> [Exercise task]:
Repeat each line word for word.

> [Source material]:
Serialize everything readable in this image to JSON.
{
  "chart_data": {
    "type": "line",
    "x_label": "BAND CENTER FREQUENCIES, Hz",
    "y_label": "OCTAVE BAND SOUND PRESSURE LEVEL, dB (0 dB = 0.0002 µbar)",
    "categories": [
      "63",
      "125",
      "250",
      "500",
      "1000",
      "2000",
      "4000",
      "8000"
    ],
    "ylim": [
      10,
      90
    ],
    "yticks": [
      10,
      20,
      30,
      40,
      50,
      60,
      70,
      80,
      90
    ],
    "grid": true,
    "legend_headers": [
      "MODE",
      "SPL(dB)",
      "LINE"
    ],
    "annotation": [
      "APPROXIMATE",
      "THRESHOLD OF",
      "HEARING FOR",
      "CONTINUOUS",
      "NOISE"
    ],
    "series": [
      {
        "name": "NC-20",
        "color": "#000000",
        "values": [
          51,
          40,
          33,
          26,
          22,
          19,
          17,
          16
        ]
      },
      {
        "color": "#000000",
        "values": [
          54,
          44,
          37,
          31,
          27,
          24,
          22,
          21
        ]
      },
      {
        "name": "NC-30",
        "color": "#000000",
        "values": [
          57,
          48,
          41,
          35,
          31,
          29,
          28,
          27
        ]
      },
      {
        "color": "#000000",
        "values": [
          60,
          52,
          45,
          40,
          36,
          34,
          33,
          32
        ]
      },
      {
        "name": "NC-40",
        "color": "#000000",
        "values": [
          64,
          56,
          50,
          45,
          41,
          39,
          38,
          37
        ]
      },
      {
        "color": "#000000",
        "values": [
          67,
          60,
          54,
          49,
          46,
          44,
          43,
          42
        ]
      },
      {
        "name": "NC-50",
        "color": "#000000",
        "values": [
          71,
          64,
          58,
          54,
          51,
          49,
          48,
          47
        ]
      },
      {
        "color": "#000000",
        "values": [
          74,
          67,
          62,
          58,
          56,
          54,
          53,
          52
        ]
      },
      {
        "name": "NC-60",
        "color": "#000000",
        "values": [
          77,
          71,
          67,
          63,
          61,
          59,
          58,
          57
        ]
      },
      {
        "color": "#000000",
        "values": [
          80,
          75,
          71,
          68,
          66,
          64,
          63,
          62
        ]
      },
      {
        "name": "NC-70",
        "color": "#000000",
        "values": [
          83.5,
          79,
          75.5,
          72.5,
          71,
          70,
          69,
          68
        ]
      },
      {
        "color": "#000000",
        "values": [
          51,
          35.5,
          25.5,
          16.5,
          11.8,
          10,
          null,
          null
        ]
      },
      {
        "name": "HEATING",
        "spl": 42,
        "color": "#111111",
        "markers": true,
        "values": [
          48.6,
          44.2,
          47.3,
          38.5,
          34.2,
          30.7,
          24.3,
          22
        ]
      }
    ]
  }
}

> [Correct output]:
Serialize everything readable in this image to JSON.
{
  "chart_data": {
    "type": "line",
    "x_label": "BAND CENTER FREQUENCIES, Hz",
    "y_label": "OCTAVE BAND SOUND PRESSURE LEVEL, dB (0 dB = 0.0002 µbar)",
    "categories": [
      "63",
      "125",
      "250",
      "500",
      "1000",
      "2000",
      "4000",
      "8000"
    ],
    "ylim": [
      10,
      90
    ],
    "yticks": [
      10,
      20,
      30,
      40,
      50,
      60,
      70,
      80,
      90
    ],
    "grid": true,
    "legend_headers": [
      "MODE",
      "SPL(dB)",
      "LINE"
    ],
    "annotation": [
      "APPROXIMATE",
      "THRESHOLD OF",
      "HEARING FOR",
      "CONTINUOUS",
      "NOISE"
    ],
    "series": [
      {
        "name": "NC-20",
        "color": "#000000",
        "values": [
          51,
          40,
          33,
          26,
          22,
          19,
          17,
          16
        ]
      },
      {
        "color": "#000000",
        "values": [
          54,
          44,
          37,
          31,
          27,
          24,
          22,
          21
        ]
      },
      {
        "name": "NC-30",
        "color": "#000000",
        "values": [
          57,
          48,
          41,
          35,
          31,
          29,
          28,
          27
        ]
      },
      {
        "color": "#000000",
        "values": [
          60,
          52,
          45,
          40,
          36,
          34,
          33,
          32
        ]
      },
      {
        "name": "NC-40",
        "color": "#000000",
        "values": [
          64,
          56,
          50,
          45,
          41,
          39,
          38,
          37
        ]
      },
      {
        "color": "#000000",
        "values": [
          67,
          60,
          54,
          49,
          46,
          44,
          43,
          42
        ]
      },
      {
        "name": "NC-50",
        "color": "#000000",
        "values": [
          71,
          64,
          58,
          54,
          51,
          49,
          48,
          47
        ]
      },
      {
        "color": "#000000",
        "values": [
          74,
          67,
          62,
          58,
          56,
          54,
          53,
          52
        ]
      },
      {
        "name": "NC-60",
        "color": "#000000",
        "values": [
          77,
          71,
          67,
          63,
          61,
          59,
          58,
          57
        ]
      },
      {
        "color": "#000000",
        "values": [
          80,
          75,
          71,
          68,
          66,
          64,
          63,
          62
        ]
      },
      {
        "name": "NC-70",
        "color": "#000000",
        "values": [
          83.5,
          79,
          75.5,
          72.5,
          71,
          70,
          69,
          68
        ]
      },
      {
        "color": "#000000",
        "values": [
          51,
          35.5,
          25.5,
          16.5,
          11.8,
          10,
          null,
          null
        ]
      },
      {
        "name": "HEATING",
        "spl": 42,
        "color": "#111111",
        "markers": true,
        "values": [
          48.6,
          44.2,
          47.3,
          38.5,
          34.2,
          30.7,
          24.3,
          22
        ]
      }
    ]
  }
}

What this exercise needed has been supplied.